STATED EXERCISE. Go through the records underneath and count the lines that include the string "value". Give nothing but the number.

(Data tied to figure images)
::::

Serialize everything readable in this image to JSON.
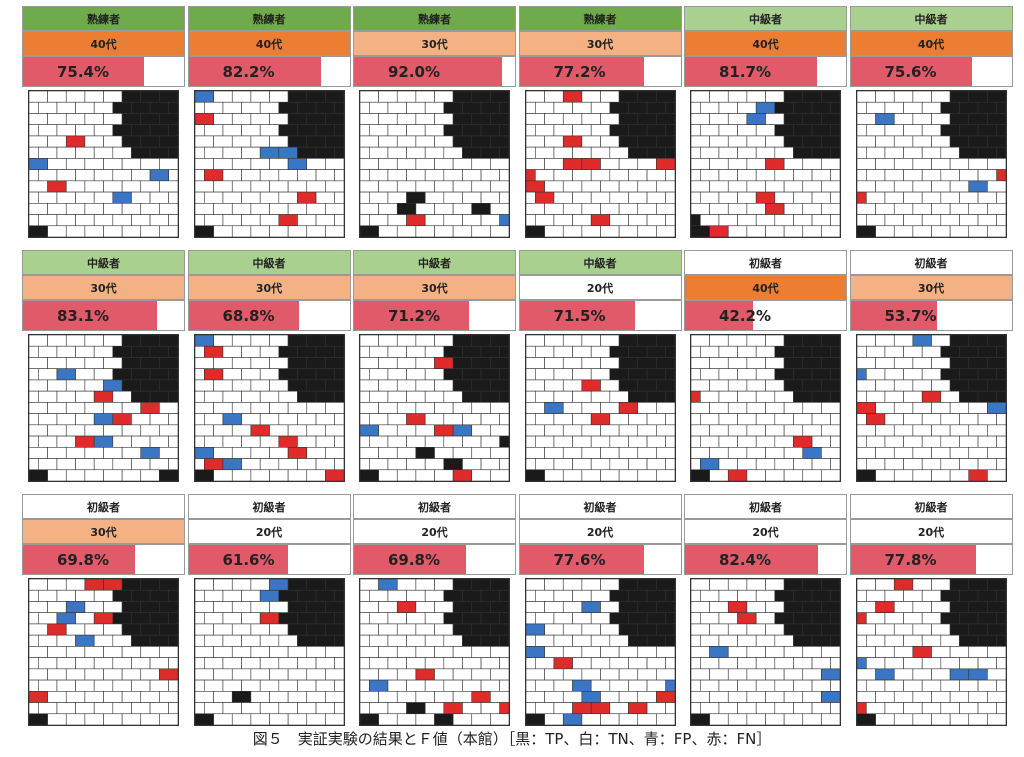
{
  "caption": "図５　実証実験の結果とＦ値（本館）［黒：TP、白：TN、青：FP、赤：FN］",
  "legend_colors": {
    "TP": "#1a1a1a",
    "TN": "#ffffff",
    "FP": "#3b76c4",
    "FN": "#e02b2b"
  },
  "level_colors": {
    "熟練者": "#6faa4d",
    "中級者": "#a9d08e",
    "初級者": "#ffffff"
  },
  "age_colors": {
    "40代": "#ed7d31",
    "30代": "#f4b183",
    "20代": "#ffffff"
  },
  "panels": [
    {
      "level": "熟練者",
      "age": "40代",
      "score": "75.4%",
      "fill": 0.754
    },
    {
      "level": "熟練者",
      "age": "40代",
      "score": "82.2%",
      "fill": 0.822
    },
    {
      "level": "熟練者",
      "age": "30代",
      "score": "92.0%",
      "fill": 0.92
    },
    {
      "level": "熟練者",
      "age": "30代",
      "score": "77.2%",
      "fill": 0.772
    },
    {
      "level": "中級者",
      "age": "40代",
      "score": "81.7%",
      "fill": 0.817
    },
    {
      "level": "中級者",
      "age": "40代",
      "score": "75.6%",
      "fill": 0.756
    },
    {
      "level": "中級者",
      "age": "30代",
      "score": "83.1%",
      "fill": 0.831
    },
    {
      "level": "中級者",
      "age": "30代",
      "score": "68.8%",
      "fill": 0.688
    },
    {
      "level": "中級者",
      "age": "30代",
      "score": "71.2%",
      "fill": 0.712
    },
    {
      "level": "中級者",
      "age": "20代",
      "score": "71.5%",
      "fill": 0.715
    },
    {
      "level": "初級者",
      "age": "40代",
      "score": "42.2%",
      "fill": 0.422
    },
    {
      "level": "初級者",
      "age": "30代",
      "score": "53.7%",
      "fill": 0.537
    },
    {
      "level": "初級者",
      "age": "30代",
      "score": "69.8%",
      "fill": 0.698
    },
    {
      "level": "初級者",
      "age": "20代",
      "score": "61.6%",
      "fill": 0.616
    },
    {
      "level": "初級者",
      "age": "20代",
      "score": "69.8%",
      "fill": 0.698
    },
    {
      "level": "初級者",
      "age": "20代",
      "score": "77.6%",
      "fill": 0.776
    },
    {
      "level": "初級者",
      "age": "20代",
      "score": "82.4%",
      "fill": 0.824
    },
    {
      "level": "初級者",
      "age": "20代",
      "score": "77.8%",
      "fill": 0.778
    }
  ]
}
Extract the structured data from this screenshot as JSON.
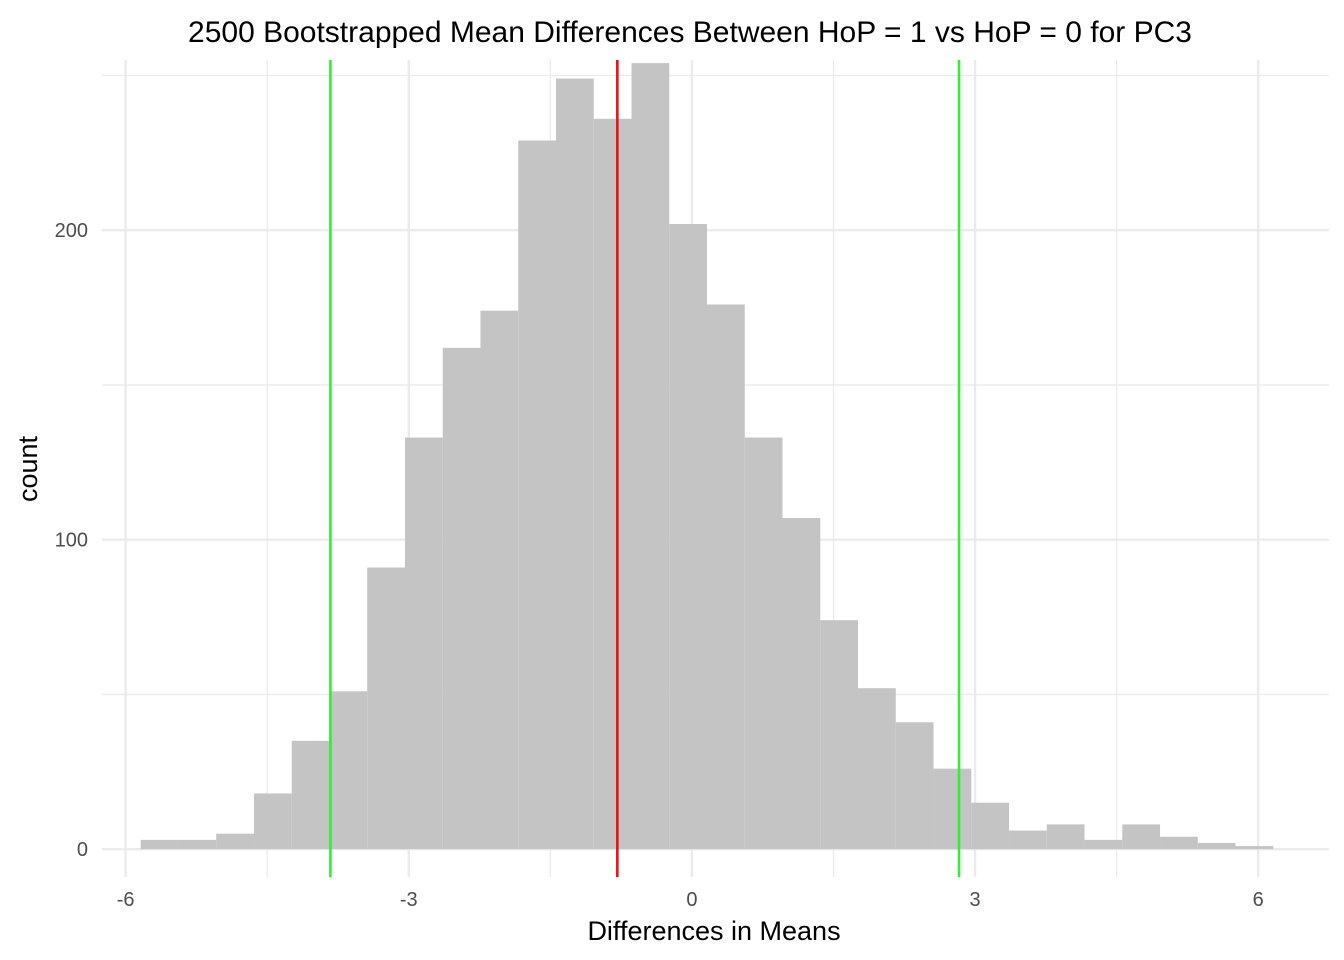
{
  "chart_data": {
    "type": "bar",
    "subtype": "histogram",
    "title": "2500 Bootstrapped Mean Differences Between HoP = 1 vs HoP = 0 for PC3",
    "xlabel": "Differences in Means",
    "ylabel": "count",
    "xlim": [
      -6.25,
      6.75
    ],
    "ylim": [
      -9,
      255
    ],
    "x_ticks": [
      {
        "value": -6,
        "label": "-6"
      },
      {
        "value": -3,
        "label": "-3"
      },
      {
        "value": 0,
        "label": "0"
      },
      {
        "value": 3,
        "label": "3"
      },
      {
        "value": 6,
        "label": "6"
      }
    ],
    "y_ticks": [
      {
        "value": 0,
        "label": "0"
      },
      {
        "value": 100,
        "label": "100"
      },
      {
        "value": 200,
        "label": "200"
      }
    ],
    "grid": true,
    "bars": [
      {
        "x0": -5.84,
        "x1": -5.44,
        "count": 3
      },
      {
        "x0": -5.44,
        "x1": -5.04,
        "count": 3
      },
      {
        "x0": -5.04,
        "x1": -4.64,
        "count": 5
      },
      {
        "x0": -4.64,
        "x1": -4.24,
        "count": 18
      },
      {
        "x0": -4.24,
        "x1": -3.84,
        "count": 35
      },
      {
        "x0": -3.84,
        "x1": -3.44,
        "count": 51
      },
      {
        "x0": -3.44,
        "x1": -3.04,
        "count": 91
      },
      {
        "x0": -3.04,
        "x1": -2.64,
        "count": 133
      },
      {
        "x0": -2.64,
        "x1": -2.24,
        "count": 162
      },
      {
        "x0": -2.24,
        "x1": -1.84,
        "count": 174
      },
      {
        "x0": -1.84,
        "x1": -1.44,
        "count": 229
      },
      {
        "x0": -1.44,
        "x1": -1.04,
        "count": 249
      },
      {
        "x0": -1.04,
        "x1": -0.64,
        "count": 236
      },
      {
        "x0": -0.64,
        "x1": -0.24,
        "count": 254
      },
      {
        "x0": -0.24,
        "x1": 0.16,
        "count": 202
      },
      {
        "x0": 0.16,
        "x1": 0.56,
        "count": 176
      },
      {
        "x0": 0.56,
        "x1": 0.96,
        "count": 133
      },
      {
        "x0": 0.96,
        "x1": 1.36,
        "count": 107
      },
      {
        "x0": 1.36,
        "x1": 1.76,
        "count": 74
      },
      {
        "x0": 1.76,
        "x1": 2.16,
        "count": 52
      },
      {
        "x0": 2.16,
        "x1": 2.56,
        "count": 41
      },
      {
        "x0": 2.56,
        "x1": 2.96,
        "count": 26
      },
      {
        "x0": 2.96,
        "x1": 3.36,
        "count": 15
      },
      {
        "x0": 3.36,
        "x1": 3.76,
        "count": 6
      },
      {
        "x0": 3.76,
        "x1": 4.16,
        "count": 8
      },
      {
        "x0": 4.16,
        "x1": 4.56,
        "count": 3
      },
      {
        "x0": 4.56,
        "x1": 4.96,
        "count": 8
      },
      {
        "x0": 4.96,
        "x1": 5.36,
        "count": 4
      },
      {
        "x0": 5.36,
        "x1": 5.76,
        "count": 2
      },
      {
        "x0": 5.76,
        "x1": 6.16,
        "count": 1
      }
    ],
    "bar_color": "#c4c4c4",
    "reference_lines": [
      {
        "x": -3.83,
        "color": "#33ee33"
      },
      {
        "x": -0.79,
        "color": "#ee1111"
      },
      {
        "x": 2.83,
        "color": "#33ee33"
      }
    ]
  }
}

::::

COMPLETE OUTPUT. 8